---------- INPUT MATERIAL ----------
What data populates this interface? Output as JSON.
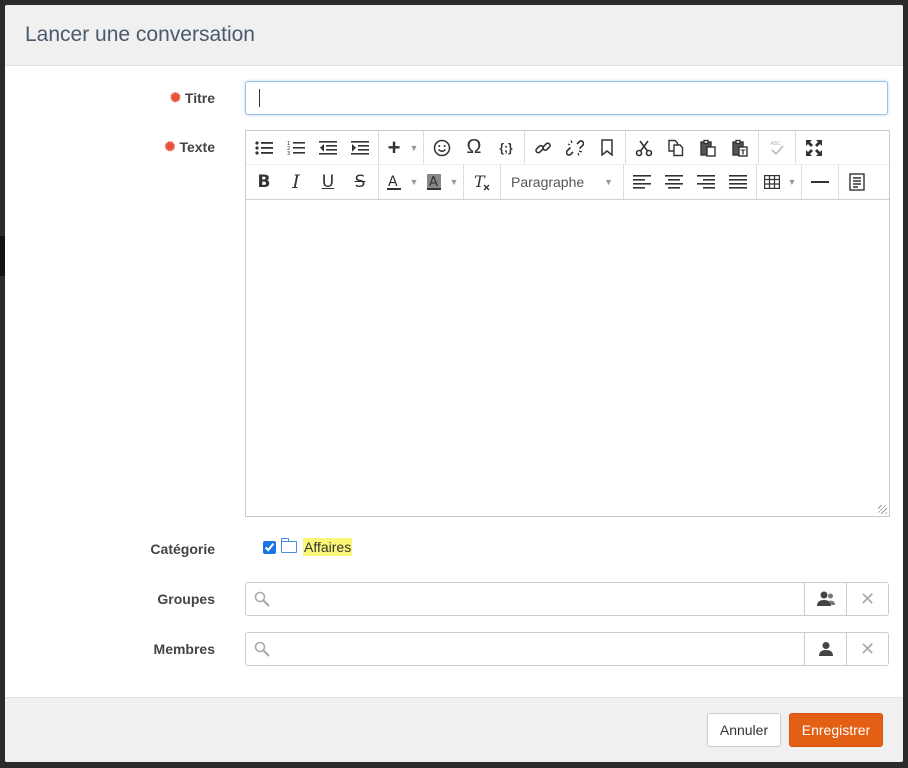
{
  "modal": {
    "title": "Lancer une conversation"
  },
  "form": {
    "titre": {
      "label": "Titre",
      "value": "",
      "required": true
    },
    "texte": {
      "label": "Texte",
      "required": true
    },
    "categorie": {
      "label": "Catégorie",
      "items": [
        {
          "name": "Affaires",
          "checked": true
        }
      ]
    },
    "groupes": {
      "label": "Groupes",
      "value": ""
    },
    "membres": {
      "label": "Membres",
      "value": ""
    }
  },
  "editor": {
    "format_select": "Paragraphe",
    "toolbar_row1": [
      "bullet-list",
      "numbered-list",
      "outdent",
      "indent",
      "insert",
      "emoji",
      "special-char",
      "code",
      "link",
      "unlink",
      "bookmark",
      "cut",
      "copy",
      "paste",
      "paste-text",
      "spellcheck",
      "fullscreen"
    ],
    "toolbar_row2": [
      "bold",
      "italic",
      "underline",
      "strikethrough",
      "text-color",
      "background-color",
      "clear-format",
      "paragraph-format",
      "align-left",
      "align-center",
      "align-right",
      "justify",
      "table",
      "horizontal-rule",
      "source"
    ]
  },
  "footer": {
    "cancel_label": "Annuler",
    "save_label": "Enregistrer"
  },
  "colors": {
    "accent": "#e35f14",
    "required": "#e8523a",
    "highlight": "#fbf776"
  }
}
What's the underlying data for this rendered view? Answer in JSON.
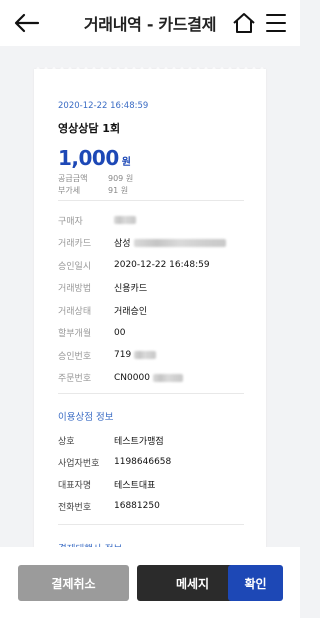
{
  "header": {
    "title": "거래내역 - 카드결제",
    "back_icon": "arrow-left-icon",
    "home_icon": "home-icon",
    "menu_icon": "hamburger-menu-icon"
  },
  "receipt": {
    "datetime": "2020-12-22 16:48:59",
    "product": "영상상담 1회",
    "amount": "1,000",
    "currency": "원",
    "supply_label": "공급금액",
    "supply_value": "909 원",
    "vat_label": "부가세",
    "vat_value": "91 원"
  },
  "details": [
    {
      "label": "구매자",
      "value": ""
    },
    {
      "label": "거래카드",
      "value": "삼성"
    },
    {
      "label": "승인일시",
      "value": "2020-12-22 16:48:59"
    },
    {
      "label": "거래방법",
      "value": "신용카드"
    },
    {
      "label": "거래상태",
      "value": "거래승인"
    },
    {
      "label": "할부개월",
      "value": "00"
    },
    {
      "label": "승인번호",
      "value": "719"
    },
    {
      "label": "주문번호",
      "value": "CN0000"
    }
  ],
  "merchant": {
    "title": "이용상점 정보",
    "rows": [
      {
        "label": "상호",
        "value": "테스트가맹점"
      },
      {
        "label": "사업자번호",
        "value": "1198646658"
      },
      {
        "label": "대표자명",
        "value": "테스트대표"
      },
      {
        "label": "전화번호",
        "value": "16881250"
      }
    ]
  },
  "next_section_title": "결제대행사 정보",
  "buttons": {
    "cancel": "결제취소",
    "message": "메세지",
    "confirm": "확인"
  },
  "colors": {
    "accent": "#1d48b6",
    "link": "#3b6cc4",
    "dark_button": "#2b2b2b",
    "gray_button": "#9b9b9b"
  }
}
----------
PROBLEM REQUIREMENTS →
Restate the whole listing above exactly, except for its images.

FINAL RESULT →
What data populates this interface? Output as JSON.
{
  "modal": {
    "title": "Lancer une conversation"
  },
  "form": {
    "titre": {
      "label": "Titre",
      "value": "",
      "required": true
    },
    "texte": {
      "label": "Texte",
      "required": true
    },
    "categorie": {
      "label": "Catégorie",
      "items": [
        {
          "name": "Affaires",
          "checked": true
        }
      ]
    },
    "groupes": {
      "label": "Groupes",
      "value": ""
    },
    "membres": {
      "label": "Membres",
      "value": ""
    }
  },
  "editor": {
    "format_select": "Paragraphe",
    "toolbar_row1": [
      "bullet-list",
      "numbered-list",
      "outdent",
      "indent",
      "insert",
      "emoji",
      "special-char",
      "code",
      "link",
      "unlink",
      "bookmark",
      "cut",
      "copy",
      "paste",
      "paste-text",
      "spellcheck",
      "fullscreen"
    ],
    "toolbar_row2": [
      "bold",
      "italic",
      "underline",
      "strikethrough",
      "text-color",
      "background-color",
      "clear-format",
      "paragraph-format",
      "align-left",
      "align-center",
      "align-right",
      "justify",
      "table",
      "horizontal-rule",
      "source"
    ]
  },
  "footer": {
    "cancel_label": "Annuler",
    "save_label": "Enregistrer"
  },
  "colors": {
    "accent": "#e35f14",
    "required": "#e8523a",
    "highlight": "#fbf776"
  }
}
What's the underlying data for this rendered view? Answer in JSON.
{
  "header": {
    "title": "거래내역 - 카드결제",
    "back_icon": "arrow-left-icon",
    "home_icon": "home-icon",
    "menu_icon": "hamburger-menu-icon"
  },
  "receipt": {
    "datetime": "2020-12-22 16:48:59",
    "product": "영상상담 1회",
    "amount": "1,000",
    "currency": "원",
    "supply_label": "공급금액",
    "supply_value": "909 원",
    "vat_label": "부가세",
    "vat_value": "91 원"
  },
  "details": [
    {
      "label": "구매자",
      "value": ""
    },
    {
      "label": "거래카드",
      "value": "삼성"
    },
    {
      "label": "승인일시",
      "value": "2020-12-22 16:48:59"
    },
    {
      "label": "거래방법",
      "value": "신용카드"
    },
    {
      "label": "거래상태",
      "value": "거래승인"
    },
    {
      "label": "할부개월",
      "value": "00"
    },
    {
      "label": "승인번호",
      "value": "719"
    },
    {
      "label": "주문번호",
      "value": "CN0000"
    }
  ],
  "merchant": {
    "title": "이용상점 정보",
    "rows": [
      {
        "label": "상호",
        "value": "테스트가맹점"
      },
      {
        "label": "사업자번호",
        "value": "1198646658"
      },
      {
        "label": "대표자명",
        "value": "테스트대표"
      },
      {
        "label": "전화번호",
        "value": "16881250"
      }
    ]
  },
  "next_section_title": "결제대행사 정보",
  "buttons": {
    "cancel": "결제취소",
    "message": "메세지",
    "confirm": "확인"
  },
  "colors": {
    "accent": "#1d48b6",
    "link": "#3b6cc4",
    "dark_button": "#2b2b2b",
    "gray_button": "#9b9b9b"
  }
}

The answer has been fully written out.